──────── DATA TO USE

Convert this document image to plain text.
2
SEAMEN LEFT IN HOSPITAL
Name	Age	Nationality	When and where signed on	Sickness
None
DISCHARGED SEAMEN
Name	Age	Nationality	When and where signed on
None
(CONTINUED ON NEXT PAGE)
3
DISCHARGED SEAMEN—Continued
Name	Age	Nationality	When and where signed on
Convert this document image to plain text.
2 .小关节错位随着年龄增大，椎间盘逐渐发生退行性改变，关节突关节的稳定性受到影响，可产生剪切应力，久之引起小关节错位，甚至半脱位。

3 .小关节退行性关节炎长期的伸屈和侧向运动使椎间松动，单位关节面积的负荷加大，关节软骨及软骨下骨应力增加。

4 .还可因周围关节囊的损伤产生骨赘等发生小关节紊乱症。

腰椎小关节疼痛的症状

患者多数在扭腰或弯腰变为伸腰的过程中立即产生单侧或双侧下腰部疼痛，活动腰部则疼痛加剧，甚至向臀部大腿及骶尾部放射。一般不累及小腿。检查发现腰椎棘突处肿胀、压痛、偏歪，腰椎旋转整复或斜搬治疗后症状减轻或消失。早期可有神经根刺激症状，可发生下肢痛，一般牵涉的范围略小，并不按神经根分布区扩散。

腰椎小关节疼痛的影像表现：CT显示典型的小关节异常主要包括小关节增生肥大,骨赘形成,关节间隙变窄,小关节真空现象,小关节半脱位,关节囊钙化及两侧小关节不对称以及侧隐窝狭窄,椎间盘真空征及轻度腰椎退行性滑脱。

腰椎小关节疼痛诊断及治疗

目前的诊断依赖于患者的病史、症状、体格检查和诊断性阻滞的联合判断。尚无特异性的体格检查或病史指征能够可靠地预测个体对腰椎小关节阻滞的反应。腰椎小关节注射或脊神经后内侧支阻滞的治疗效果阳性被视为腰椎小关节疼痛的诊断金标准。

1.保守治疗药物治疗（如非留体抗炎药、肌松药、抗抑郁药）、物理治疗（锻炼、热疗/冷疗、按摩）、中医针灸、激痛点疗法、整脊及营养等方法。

────────────────

DESCRIPTION OF THE TASK:
Repeat the whole listing exactly, keeping every line intact.

TASK ANSWER:
Convert this document image to plain text.
2
SEAMEN LEFT IN HOSPITAL
Name	Age	Nationality	When and where signed on	Sickness
None
DISCHARGED SEAMEN
Name	Age	Nationality	When and where signed on
None
(CONTINUED ON NEXT PAGE)
3
DISCHARGED SEAMEN—Continued
Name	Age	Nationality	When and where signed on
Convert this document image to plain text.
2 .小关节错位随着年龄增大，椎间盘逐渐发生退行性改变，关节突关节的稳定性受到影响，可产生剪切应力，久之引起小关节错位，甚至半脱位。

3 .小关节退行性关节炎长期的伸屈和侧向运动使椎间松动，单位关节面积的负荷加大，关节软骨及软骨下骨应力增加。

4 .还可因周围关节囊的损伤产生骨赘等发生小关节紊乱症。

腰椎小关节疼痛的症状

患者多数在扭腰或弯腰变为伸腰的过程中立即产生单侧或双侧下腰部疼痛，活动腰部则疼痛加剧，甚至向臀部大腿及骶尾部放射。一般不累及小腿。检查发现腰椎棘突处肿胀、压痛、偏歪，腰椎旋转整复或斜搬治疗后症状减轻或消失。早期可有神经根刺激症状，可发生下肢痛，一般牵涉的范围略小，并不按神经根分布区扩散。

腰椎小关节疼痛的影像表现：CT显示典型的小关节异常主要包括小关节增生肥大,骨赘形成,关节间隙变窄,小关节真空现象,小关节半脱位,关节囊钙化及两侧小关节不对称以及侧隐窝狭窄,椎间盘真空征及轻度腰椎退行性滑脱。

腰椎小关节疼痛诊断及治疗

目前的诊断依赖于患者的病史、症状、体格检查和诊断性阻滞的联合判断。尚无特异性的体格检查或病史指征能够可靠地预测个体对腰椎小关节阻滞的反应。腰椎小关节注射或脊神经后内侧支阻滞的治疗效果阳性被视为腰椎小关节疼痛的诊断金标准。

1.保守治疗药物治疗（如非留体抗炎药、肌松药、抗抑郁药）、物理治疗（锻炼、热疗/冷疗、按摩）、中医针灸、激痛点疗法、整脊及营养等方法。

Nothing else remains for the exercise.